_What you will do_.
Restate the full listing word for word and leave the pictures out.

_Record extracts_.
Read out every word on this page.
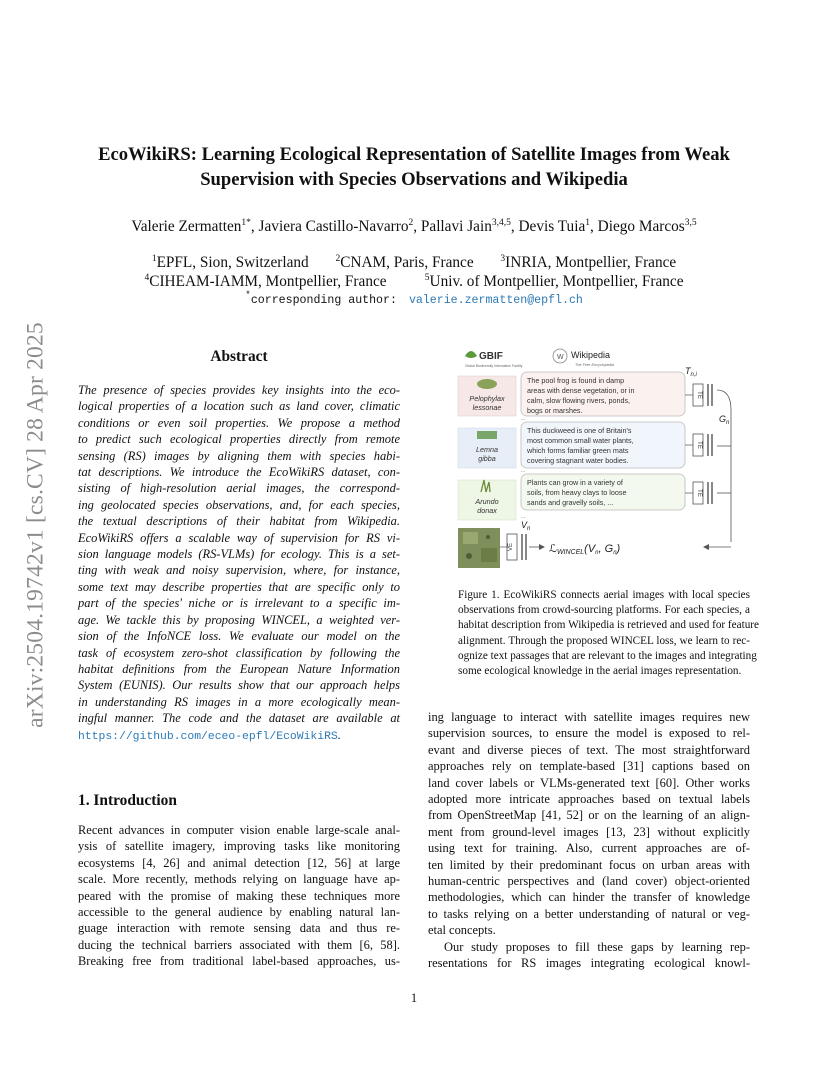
arXiv:2504.19742v1 [cs.CV] 28 Apr 2025
EcoWikiRS: Learning Ecological Representation of Satellite Images from Weak
Supervision with Species Observations and Wikipedia
Valerie Zermatten$^{1*}$, Javiera Castillo-Navarro$^2$, Pallavi Jain$^{3,4,5}$, Devis Tuia$^1$, Diego Marcos$^{3,5}$
$^1$EPFL, Sion, Switzerland	$^2$CNAM, Paris, France	$^3$INRIA, Montpellier, France
$^4$CIHEAM-IAMM, Montpellier, France	$^5$Univ. of Montpellier, Montpellier, France
*corresponding author: valerie.zermatten@epfl.ch
Abstract
The presence of species provides key insights into the eco-
logical properties of a location such as land cover, climatic
conditions or even soil properties. We propose a method
to predict such ecological properties directly from remote
sensing (RS) images by aligning them with species habi-
tat descriptions. We introduce the EcoWikiRS dataset, con-
sisting of high-resolution aerial images, the correspond-
ing geolocated species observations, and, for each species,
the textual descriptions of their habitat from Wikipedia.
EcoWikiRS offers a scalable way of supervision for RS vi-
sion language models (RS-VLMs) for ecology. This is a set-
ting with weak and noisy supervision, where, for instance,
some text may describe properties that are specific only to
part of the species' niche or is irrelevant to a specific im-
age. We tackle this by proposing WINCEL, a weighted ver-
sion of the InfoNCE loss. We evaluate our model on the
task of ecosystem zero-shot classification by following the
habitat definitions from the European Nature Information
System (EUNIS). Our results show that our approach helps
in understanding RS images in a more ecologically mean-
ingful manner. The code and the dataset are available at
https://github.com/eceo-epfl/EcoWikiRS.
1. Introduction
Recent advances in computer vision enable large-scale anal-
ysis of satellite imagery, improving tasks like monitoring
ecosystems [4, 26] and animal detection [12, 56] at large
scale. More recently, methods relying on language have ap-
peared with the promise of making these techniques more
accessible to the general audience by enabling natural lan-
guage interaction with remote sensing data and thus re-
ducing the technical barriers associated with them [6, 58].
Breaking free from traditional label-based approaches, us-
GBIF
Global Biodiversity Information Facility
W Wikipedia
The Free Encyclopedia
Pelophylax
lessonae
The pool frog is found in damp
areas with dense vegetation, or in
calm, slow flowing rivers, ponds,
bogs or marshes.
Lemna
gibba
This duckweed is one of Britain's
most common small water plants,
which forms familiar green mats
covering stagnant water bodies.
Arundo
donax
Plants can grow in a variety of
soils, from heavy clays to loose
sands and gravelly soils, ...
...
...
...
TE
TE
TE
$T_{n,i}$
$G_n$
VE
$V_n$
ℒWINCEL(Vn, Gn)
Figure 1. EcoWikiRS connects aerial images with local species
observations from crowd-sourcing platforms. For each species, a
habitat description from Wikipedia is retrieved and used for feature
alignment. Through the proposed WINCEL loss, we learn to rec-
ognize text passages that are relevant to the images and integrating
some ecological knowledge in the aerial images representation.
ing language to interact with satellite images requires new
supervision sources, to ensure the model is exposed to rel-
evant and diverse pieces of text. The most straightforward
approaches rely on template-based [31] captions based on
land cover labels or VLMs-generated text [60]. Other works
adopted more intricate approaches based on textual labels
from OpenStreetMap [41, 52] or on the learning of an align-
ment from ground-level images [13, 23] without explicitly
using text for training. Also, current approaches are of-
ten limited by their predominant focus on urban areas with
human-centric perspectives and (land cover) object-oriented
methodologies, which can hinder the transfer of knowledge
to tasks relying on a better understanding of natural or veg-
etal concepts.
Our study proposes to fill these gaps by learning rep-
resentations for RS images integrating ecological knowl-
1
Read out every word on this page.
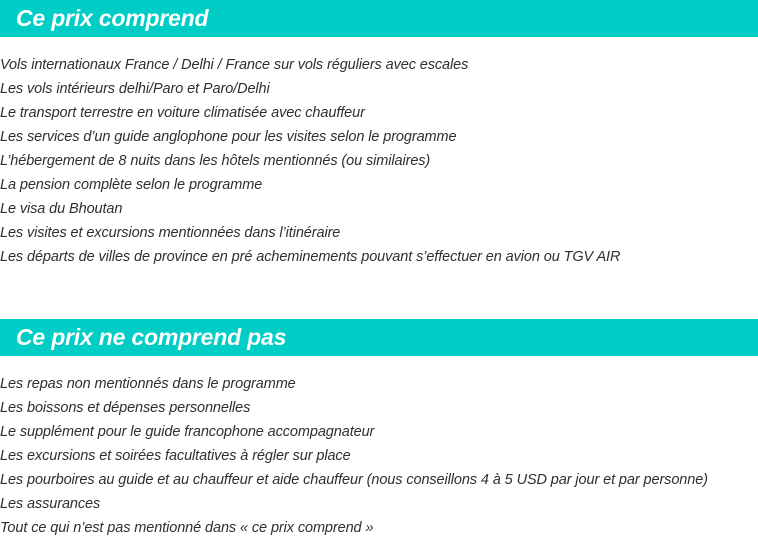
Ce prix comprend
Vols internationaux France / Delhi / France sur vols réguliers avec escales
Les vols intérieurs delhi/Paro et Paro/Delhi
Le transport terrestre en voiture climatisée avec chauffeur
Les services d’un guide anglophone pour les visites selon le programme
L’hébergement de 8 nuits dans les hôtels mentionnés (ou similaires)
La pension complète selon le programme
Le visa du Bhoutan
Les visites et excursions mentionnées dans l’itinéraire
Les départs de villes de province en pré acheminements pouvant s’effectuer en avion ou TGV AIR
Ce prix ne comprend pas
Les repas non mentionnés dans le programme
Les boissons et dépenses personnelles
Le supplément pour le guide francophone accompagnateur
Les excursions et soirées facultatives à régler sur place
Les pourboires au guide et au chauffeur et aide chauffeur (nous conseillons 4 à 5 USD par jour et par personne)
Les assurances
Tout ce qui n’est pas mentionné dans « ce prix comprend »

_Finished exercise_.
Read out every word on this page.
arXiv:2504.19742v1 [cs.CV] 28 Apr 2025
EcoWikiRS: Learning Ecological Representation of Satellite Images from Weak
Supervision with Species Observations and Wikipedia
Valerie Zermatten$^{1*}$, Javiera Castillo-Navarro$^2$, Pallavi Jain$^{3,4,5}$, Devis Tuia$^1$, Diego Marcos$^{3,5}$
$^1$EPFL, Sion, Switzerland	$^2$CNAM, Paris, France	$^3$INRIA, Montpellier, France
$^4$CIHEAM-IAMM, Montpellier, France	$^5$Univ. of Montpellier, Montpellier, France
*corresponding author: valerie.zermatten@epfl.ch
Abstract
The presence of species provides key insights into the eco-
logical properties of a location such as land cover, climatic
conditions or even soil properties. We propose a method
to predict such ecological properties directly from remote
sensing (RS) images by aligning them with species habi-
tat descriptions. We introduce the EcoWikiRS dataset, con-
sisting of high-resolution aerial images, the correspond-
ing geolocated species observations, and, for each species,
the textual descriptions of their habitat from Wikipedia.
EcoWikiRS offers a scalable way of supervision for RS vi-
sion language models (RS-VLMs) for ecology. This is a set-
ting with weak and noisy supervision, where, for instance,
some text may describe properties that are specific only to
part of the species' niche or is irrelevant to a specific im-
age. We tackle this by proposing WINCEL, a weighted ver-
sion of the InfoNCE loss. We evaluate our model on the
task of ecosystem zero-shot classification by following the
habitat definitions from the European Nature Information
System (EUNIS). Our results show that our approach helps
in understanding RS images in a more ecologically mean-
ingful manner. The code and the dataset are available at
https://github.com/eceo-epfl/EcoWikiRS.
1. Introduction
Recent advances in computer vision enable large-scale anal-
ysis of satellite imagery, improving tasks like monitoring
ecosystems [4, 26] and animal detection [12, 56] at large
scale. More recently, methods relying on language have ap-
peared with the promise of making these techniques more
accessible to the general audience by enabling natural lan-
guage interaction with remote sensing data and thus re-
ducing the technical barriers associated with them [6, 58].
Breaking free from traditional label-based approaches, us-
GBIF
Global Biodiversity Information Facility
W Wikipedia
The Free Encyclopedia
Pelophylax
lessonae
The pool frog is found in damp
areas with dense vegetation, or in
calm, slow flowing rivers, ponds,
bogs or marshes.
Lemna
gibba
This duckweed is one of Britain's
most common small water plants,
which forms familiar green mats
covering stagnant water bodies.
Arundo
donax
Plants can grow in a variety of
soils, from heavy clays to loose
sands and gravelly soils, ...
...
...
...
TE
TE
TE
$T_{n,i}$
$G_n$
VE
$V_n$
ℒWINCEL(Vn, Gn)
Figure 1. EcoWikiRS connects aerial images with local species
observations from crowd-sourcing platforms. For each species, a
habitat description from Wikipedia is retrieved and used for feature
alignment. Through the proposed WINCEL loss, we learn to rec-
ognize text passages that are relevant to the images and integrating
some ecological knowledge in the aerial images representation.
ing language to interact with satellite images requires new
supervision sources, to ensure the model is exposed to rel-
evant and diverse pieces of text. The most straightforward
approaches rely on template-based [31] captions based on
land cover labels or VLMs-generated text [60]. Other works
adopted more intricate approaches based on textual labels
from OpenStreetMap [41, 52] or on the learning of an align-
ment from ground-level images [13, 23] without explicitly
using text for training. Also, current approaches are of-
ten limited by their predominant focus on urban areas with
human-centric perspectives and (land cover) object-oriented
methodologies, which can hinder the transfer of knowledge
to tasks relying on a better understanding of natural or veg-
etal concepts.
Our study proposes to fill these gaps by learning rep-
resentations for RS images integrating ecological knowl-
1
Read out every word on this page.
Ce prix comprend
Vols internationaux France / Delhi / France sur vols réguliers avec escales
Les vols intérieurs delhi/Paro et Paro/Delhi
Le transport terrestre en voiture climatisée avec chauffeur
Les services d’un guide anglophone pour les visites selon le programme
L’hébergement de 8 nuits dans les hôtels mentionnés (ou similaires)
La pension complète selon le programme
Le visa du Bhoutan
Les visites et excursions mentionnées dans l’itinéraire
Les départs de villes de province en pré acheminements pouvant s’effectuer en avion ou TGV AIR
Ce prix ne comprend pas
Les repas non mentionnés dans le programme
Les boissons et dépenses personnelles
Le supplément pour le guide francophone accompagnateur
Les excursions et soirées facultatives à régler sur place
Les pourboires au guide et au chauffeur et aide chauffeur (nous conseillons 4 à 5 USD par jour et par personne)
Les assurances
Tout ce qui n’est pas mentionné dans « ce prix comprend »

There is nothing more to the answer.